__Instruction__. Locate all lines with the word "name". Copy them.

--------

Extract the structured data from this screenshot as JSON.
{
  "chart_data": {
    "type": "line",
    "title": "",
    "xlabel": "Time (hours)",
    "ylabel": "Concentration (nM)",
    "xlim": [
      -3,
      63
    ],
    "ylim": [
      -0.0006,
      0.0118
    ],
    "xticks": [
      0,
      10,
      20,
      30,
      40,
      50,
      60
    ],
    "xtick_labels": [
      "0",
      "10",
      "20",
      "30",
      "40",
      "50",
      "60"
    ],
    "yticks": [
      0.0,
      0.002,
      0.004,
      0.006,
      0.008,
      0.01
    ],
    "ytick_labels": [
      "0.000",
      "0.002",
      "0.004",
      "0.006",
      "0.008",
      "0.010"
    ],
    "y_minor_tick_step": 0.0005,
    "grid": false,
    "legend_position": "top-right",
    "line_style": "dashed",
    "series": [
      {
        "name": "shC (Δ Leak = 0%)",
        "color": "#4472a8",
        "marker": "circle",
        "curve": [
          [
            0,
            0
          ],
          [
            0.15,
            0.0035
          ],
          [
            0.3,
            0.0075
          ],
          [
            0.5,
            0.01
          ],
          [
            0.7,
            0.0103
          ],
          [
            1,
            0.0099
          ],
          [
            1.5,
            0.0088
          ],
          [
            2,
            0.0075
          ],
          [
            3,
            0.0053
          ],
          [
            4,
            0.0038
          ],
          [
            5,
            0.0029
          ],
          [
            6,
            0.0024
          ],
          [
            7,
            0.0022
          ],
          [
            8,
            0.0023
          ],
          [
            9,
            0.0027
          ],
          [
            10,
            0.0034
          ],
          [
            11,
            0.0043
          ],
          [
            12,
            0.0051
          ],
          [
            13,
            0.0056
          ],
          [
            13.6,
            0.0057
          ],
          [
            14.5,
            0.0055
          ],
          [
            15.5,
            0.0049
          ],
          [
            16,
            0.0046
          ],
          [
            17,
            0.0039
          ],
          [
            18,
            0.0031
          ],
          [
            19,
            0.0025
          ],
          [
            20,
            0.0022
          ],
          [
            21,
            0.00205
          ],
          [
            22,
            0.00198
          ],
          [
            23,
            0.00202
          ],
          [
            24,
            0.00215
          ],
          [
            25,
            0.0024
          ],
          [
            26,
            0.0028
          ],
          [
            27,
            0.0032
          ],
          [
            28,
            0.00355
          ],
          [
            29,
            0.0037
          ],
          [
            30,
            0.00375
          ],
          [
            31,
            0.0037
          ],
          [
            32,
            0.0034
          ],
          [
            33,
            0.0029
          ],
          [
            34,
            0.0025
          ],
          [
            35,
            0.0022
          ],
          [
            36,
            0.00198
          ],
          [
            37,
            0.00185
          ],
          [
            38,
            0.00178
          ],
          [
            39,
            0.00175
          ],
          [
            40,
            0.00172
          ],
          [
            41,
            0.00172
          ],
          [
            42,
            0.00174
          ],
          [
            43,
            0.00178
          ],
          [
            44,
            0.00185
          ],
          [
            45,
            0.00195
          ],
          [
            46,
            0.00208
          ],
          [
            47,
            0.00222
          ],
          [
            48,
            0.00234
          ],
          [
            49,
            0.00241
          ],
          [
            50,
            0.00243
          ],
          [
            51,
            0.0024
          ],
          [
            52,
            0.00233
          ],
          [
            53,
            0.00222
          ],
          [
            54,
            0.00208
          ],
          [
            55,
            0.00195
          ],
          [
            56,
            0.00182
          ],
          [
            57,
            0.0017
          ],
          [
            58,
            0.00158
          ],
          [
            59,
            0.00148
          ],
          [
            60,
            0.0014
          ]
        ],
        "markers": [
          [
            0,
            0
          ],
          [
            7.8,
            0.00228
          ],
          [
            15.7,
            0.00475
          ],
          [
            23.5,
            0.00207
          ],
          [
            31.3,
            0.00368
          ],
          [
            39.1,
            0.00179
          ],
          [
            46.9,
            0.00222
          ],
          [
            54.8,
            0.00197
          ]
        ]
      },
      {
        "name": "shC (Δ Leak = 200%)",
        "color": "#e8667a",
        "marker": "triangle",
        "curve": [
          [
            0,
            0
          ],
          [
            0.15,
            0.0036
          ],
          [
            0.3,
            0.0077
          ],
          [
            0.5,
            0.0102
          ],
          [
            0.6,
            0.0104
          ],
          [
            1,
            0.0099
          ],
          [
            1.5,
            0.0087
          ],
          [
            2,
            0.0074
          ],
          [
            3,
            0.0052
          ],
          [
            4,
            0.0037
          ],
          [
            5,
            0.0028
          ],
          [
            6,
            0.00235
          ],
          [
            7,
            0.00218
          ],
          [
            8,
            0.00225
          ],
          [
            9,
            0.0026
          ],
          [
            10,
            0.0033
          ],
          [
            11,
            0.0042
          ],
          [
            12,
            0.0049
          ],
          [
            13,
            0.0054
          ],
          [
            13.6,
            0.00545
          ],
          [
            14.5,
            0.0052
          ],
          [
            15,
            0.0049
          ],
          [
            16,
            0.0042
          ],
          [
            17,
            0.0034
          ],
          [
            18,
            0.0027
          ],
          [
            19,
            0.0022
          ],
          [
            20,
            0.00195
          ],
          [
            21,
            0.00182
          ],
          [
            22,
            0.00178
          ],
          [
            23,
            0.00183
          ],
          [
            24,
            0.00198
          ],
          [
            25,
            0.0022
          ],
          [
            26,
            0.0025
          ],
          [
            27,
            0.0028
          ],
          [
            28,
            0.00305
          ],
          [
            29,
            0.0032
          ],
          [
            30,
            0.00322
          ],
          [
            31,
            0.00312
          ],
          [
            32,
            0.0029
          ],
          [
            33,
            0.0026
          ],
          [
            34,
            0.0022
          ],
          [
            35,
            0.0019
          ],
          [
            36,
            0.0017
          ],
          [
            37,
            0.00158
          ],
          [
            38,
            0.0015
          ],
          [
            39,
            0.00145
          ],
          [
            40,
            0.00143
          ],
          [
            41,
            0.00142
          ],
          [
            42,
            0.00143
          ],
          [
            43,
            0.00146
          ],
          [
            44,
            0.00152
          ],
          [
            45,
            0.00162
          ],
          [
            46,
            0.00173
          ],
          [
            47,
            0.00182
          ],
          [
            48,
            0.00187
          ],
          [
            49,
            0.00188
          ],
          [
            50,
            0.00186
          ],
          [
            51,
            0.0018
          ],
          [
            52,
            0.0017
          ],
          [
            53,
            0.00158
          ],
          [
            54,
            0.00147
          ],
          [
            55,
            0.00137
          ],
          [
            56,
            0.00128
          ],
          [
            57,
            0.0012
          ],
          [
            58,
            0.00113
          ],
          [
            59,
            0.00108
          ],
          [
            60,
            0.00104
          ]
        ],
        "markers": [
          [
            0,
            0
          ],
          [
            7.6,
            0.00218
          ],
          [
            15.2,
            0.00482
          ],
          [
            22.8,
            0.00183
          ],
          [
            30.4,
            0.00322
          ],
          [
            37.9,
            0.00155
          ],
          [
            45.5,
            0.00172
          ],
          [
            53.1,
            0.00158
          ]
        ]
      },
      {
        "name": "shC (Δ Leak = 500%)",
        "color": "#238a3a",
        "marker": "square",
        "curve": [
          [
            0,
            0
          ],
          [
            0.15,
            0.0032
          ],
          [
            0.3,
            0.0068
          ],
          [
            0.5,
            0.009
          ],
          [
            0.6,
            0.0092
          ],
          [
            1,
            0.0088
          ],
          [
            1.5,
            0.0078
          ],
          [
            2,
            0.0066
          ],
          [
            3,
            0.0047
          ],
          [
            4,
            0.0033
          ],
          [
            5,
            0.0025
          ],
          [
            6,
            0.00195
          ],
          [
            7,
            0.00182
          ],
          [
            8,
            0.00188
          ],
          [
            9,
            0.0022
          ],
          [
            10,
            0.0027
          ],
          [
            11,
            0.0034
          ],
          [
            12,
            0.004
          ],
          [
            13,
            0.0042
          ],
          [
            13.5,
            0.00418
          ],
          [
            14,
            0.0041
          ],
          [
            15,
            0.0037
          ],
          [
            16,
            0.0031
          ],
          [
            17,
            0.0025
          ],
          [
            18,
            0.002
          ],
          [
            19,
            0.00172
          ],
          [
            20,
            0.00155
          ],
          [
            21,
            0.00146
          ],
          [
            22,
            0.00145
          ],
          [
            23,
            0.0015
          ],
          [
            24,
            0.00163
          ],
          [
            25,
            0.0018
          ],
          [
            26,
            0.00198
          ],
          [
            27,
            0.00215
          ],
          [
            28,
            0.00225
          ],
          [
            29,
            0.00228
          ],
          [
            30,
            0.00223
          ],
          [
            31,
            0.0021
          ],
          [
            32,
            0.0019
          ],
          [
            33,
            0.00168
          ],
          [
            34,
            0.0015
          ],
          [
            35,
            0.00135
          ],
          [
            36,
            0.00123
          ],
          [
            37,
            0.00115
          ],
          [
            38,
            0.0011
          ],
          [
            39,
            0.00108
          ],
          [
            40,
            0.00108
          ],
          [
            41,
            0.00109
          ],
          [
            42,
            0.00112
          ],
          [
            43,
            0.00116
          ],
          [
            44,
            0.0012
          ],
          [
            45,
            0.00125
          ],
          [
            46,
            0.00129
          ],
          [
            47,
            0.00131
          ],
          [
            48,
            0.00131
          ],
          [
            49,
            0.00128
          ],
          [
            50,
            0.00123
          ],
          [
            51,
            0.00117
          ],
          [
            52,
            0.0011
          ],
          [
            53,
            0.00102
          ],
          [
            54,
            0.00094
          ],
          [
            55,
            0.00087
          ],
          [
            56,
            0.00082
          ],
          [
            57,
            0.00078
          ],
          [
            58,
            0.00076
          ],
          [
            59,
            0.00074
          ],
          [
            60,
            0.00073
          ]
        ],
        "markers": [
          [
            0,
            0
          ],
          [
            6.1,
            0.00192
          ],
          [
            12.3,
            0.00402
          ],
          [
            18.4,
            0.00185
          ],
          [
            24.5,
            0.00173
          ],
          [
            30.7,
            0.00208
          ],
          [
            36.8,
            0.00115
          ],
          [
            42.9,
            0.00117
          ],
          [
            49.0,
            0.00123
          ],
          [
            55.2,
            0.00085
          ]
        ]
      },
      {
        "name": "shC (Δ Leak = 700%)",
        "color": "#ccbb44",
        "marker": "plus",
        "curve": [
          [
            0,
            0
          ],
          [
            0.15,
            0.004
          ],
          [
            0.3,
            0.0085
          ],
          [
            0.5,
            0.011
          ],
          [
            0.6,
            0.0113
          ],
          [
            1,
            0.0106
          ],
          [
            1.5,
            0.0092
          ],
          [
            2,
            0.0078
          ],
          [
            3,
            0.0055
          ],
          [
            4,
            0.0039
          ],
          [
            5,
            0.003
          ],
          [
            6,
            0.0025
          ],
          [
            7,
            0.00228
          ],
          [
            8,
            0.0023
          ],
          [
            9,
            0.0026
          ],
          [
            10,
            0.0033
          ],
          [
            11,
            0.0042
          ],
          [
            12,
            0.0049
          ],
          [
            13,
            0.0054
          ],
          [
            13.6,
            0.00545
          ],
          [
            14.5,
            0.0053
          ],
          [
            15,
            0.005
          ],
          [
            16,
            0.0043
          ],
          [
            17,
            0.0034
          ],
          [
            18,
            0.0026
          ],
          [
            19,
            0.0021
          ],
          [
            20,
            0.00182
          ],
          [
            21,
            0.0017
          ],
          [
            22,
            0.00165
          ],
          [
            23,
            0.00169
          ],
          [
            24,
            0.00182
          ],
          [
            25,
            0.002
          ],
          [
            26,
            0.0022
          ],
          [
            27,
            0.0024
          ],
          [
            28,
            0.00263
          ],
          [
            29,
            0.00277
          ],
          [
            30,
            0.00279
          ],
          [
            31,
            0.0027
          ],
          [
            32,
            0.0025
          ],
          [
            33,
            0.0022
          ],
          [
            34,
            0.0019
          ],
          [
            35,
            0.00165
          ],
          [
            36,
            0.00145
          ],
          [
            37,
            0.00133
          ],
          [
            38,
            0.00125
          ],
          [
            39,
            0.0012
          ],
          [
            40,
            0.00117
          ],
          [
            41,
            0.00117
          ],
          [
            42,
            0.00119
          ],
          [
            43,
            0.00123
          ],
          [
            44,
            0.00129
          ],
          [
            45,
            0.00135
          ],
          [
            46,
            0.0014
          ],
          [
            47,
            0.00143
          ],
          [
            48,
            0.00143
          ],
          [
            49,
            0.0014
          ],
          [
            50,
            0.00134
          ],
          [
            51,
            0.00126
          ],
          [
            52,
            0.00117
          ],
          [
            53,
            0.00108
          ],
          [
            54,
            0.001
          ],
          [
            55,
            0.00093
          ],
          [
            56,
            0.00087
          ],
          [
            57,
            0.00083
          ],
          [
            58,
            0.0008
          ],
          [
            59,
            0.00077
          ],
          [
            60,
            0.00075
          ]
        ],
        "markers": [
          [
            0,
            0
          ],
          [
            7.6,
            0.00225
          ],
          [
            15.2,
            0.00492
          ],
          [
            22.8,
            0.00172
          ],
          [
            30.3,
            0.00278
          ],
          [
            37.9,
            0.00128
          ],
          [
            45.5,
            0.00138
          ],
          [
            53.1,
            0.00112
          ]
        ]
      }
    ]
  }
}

--------

__Exercise answer__.
        "name": "shC (Δ Leak = 0%)",
        "name": "shC (Δ Leak = 200%)",
        "name": "shC (Δ Leak = 500%)",
        "name": "shC (Δ Leak = 700%)",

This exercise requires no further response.